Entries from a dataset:
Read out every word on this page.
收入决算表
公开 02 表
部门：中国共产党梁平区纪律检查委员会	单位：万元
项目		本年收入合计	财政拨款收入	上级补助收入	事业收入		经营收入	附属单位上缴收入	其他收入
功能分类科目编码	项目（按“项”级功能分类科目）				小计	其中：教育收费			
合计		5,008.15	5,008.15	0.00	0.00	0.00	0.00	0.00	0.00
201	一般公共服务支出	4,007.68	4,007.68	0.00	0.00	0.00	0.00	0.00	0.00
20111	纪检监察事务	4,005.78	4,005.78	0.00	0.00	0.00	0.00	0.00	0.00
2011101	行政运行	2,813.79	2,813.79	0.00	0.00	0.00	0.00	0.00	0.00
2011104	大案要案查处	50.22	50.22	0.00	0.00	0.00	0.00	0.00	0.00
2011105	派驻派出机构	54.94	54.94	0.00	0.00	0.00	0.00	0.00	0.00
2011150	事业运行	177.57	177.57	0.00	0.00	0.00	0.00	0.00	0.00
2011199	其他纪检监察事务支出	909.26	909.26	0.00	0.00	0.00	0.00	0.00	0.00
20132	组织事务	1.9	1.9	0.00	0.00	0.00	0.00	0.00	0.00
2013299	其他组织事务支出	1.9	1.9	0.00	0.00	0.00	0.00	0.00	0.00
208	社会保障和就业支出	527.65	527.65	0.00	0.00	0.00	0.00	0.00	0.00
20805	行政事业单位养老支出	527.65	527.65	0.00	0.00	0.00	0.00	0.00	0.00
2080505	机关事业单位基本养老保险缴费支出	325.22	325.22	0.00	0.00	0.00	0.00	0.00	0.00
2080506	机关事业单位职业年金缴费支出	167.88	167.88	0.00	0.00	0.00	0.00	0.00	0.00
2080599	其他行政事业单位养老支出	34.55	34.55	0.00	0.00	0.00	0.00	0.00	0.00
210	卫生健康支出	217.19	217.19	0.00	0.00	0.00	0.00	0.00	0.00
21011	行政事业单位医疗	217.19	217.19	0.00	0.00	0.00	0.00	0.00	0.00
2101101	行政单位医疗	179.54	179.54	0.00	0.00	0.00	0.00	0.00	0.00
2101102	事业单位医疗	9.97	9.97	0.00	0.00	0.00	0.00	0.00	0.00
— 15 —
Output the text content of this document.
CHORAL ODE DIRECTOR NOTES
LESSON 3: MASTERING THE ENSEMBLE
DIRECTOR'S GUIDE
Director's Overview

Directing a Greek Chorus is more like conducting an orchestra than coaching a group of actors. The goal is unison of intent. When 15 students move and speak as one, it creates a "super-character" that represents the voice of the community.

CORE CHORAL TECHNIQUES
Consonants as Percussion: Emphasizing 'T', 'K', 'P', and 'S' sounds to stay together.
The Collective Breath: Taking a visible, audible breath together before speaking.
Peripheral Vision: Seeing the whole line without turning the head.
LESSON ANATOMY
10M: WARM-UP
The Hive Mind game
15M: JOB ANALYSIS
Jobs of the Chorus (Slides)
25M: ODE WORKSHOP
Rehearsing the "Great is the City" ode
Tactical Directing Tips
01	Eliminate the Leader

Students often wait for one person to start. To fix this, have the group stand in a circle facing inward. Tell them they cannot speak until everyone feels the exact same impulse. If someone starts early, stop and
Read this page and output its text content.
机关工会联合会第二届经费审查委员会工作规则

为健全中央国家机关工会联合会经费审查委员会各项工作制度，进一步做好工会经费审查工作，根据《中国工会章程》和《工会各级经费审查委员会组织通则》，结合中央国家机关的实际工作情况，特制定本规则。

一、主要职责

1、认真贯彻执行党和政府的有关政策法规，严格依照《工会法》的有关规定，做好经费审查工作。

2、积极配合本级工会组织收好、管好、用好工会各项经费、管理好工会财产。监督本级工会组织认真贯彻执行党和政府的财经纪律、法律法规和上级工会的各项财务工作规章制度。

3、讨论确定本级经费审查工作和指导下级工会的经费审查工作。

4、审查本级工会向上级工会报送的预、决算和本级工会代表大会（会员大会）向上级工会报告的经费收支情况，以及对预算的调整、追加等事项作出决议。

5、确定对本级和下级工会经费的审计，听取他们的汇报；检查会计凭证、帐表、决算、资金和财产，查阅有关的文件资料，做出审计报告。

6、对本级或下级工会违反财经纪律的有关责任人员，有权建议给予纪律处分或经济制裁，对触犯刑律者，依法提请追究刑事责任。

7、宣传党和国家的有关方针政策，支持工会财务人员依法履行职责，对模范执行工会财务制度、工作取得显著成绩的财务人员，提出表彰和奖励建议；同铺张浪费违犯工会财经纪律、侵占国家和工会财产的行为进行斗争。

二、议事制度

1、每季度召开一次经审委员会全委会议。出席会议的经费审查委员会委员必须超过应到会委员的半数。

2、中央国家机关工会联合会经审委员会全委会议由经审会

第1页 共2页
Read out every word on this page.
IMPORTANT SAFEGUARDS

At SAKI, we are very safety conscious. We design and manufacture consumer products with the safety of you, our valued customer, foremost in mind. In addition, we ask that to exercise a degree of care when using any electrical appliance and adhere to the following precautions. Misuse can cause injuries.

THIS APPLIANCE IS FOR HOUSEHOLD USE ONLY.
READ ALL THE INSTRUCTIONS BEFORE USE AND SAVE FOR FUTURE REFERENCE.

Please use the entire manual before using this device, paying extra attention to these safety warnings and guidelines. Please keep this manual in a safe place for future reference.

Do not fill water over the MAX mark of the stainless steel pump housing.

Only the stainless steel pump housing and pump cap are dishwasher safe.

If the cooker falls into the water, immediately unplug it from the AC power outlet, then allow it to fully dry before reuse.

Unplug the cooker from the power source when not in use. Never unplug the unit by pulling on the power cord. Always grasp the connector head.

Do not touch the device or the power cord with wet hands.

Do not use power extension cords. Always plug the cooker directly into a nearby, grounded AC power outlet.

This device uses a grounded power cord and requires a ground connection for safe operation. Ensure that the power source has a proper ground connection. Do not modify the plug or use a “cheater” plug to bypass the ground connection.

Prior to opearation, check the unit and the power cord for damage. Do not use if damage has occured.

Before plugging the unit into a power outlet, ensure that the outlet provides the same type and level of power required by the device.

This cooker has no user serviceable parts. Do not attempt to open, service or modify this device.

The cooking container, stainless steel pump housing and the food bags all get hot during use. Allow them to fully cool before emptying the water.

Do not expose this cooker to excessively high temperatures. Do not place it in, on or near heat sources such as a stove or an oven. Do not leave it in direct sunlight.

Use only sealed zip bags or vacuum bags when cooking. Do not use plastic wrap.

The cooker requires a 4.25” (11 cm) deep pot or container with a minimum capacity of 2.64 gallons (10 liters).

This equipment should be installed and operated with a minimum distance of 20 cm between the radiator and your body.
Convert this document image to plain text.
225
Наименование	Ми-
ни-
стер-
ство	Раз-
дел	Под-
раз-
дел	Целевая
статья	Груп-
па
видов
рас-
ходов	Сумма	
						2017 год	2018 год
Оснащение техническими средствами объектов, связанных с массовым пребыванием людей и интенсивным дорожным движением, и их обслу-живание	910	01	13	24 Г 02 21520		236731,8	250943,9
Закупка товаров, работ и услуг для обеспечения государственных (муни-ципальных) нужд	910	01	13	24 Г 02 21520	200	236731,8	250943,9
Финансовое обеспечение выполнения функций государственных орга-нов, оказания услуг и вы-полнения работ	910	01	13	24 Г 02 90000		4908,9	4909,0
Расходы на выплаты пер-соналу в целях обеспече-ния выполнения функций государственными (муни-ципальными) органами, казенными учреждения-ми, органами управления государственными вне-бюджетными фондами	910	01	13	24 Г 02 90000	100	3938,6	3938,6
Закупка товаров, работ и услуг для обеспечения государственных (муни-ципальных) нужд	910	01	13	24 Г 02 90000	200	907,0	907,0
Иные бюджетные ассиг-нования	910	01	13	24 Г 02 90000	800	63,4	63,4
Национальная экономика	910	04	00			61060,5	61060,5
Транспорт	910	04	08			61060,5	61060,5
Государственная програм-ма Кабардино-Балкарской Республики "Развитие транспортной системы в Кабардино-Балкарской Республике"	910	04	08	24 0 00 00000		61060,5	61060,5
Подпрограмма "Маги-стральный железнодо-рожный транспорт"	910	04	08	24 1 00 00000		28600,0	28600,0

# [Job]
Extract each line holding the string "device".

# [Answer to the problem]
Please use the entire manual before using this device, paying extra attention to these safety warnings and guidelines. Please keep this manual in a safe place for future reference.
Do not touch the device or the power cord with wet hands.
This device uses a grounded power cord and requires a ground connection for safe operation. Ensure that the power source has a proper ground connection. Do not modify the plug or use a “cheater” plug to bypass the ground connection.
Before plugging the unit into a power outlet, ensure that the outlet provides the same type and level of power required by the device.
This cooker has no user serviceable parts. Do not attempt to open, service or modify this device.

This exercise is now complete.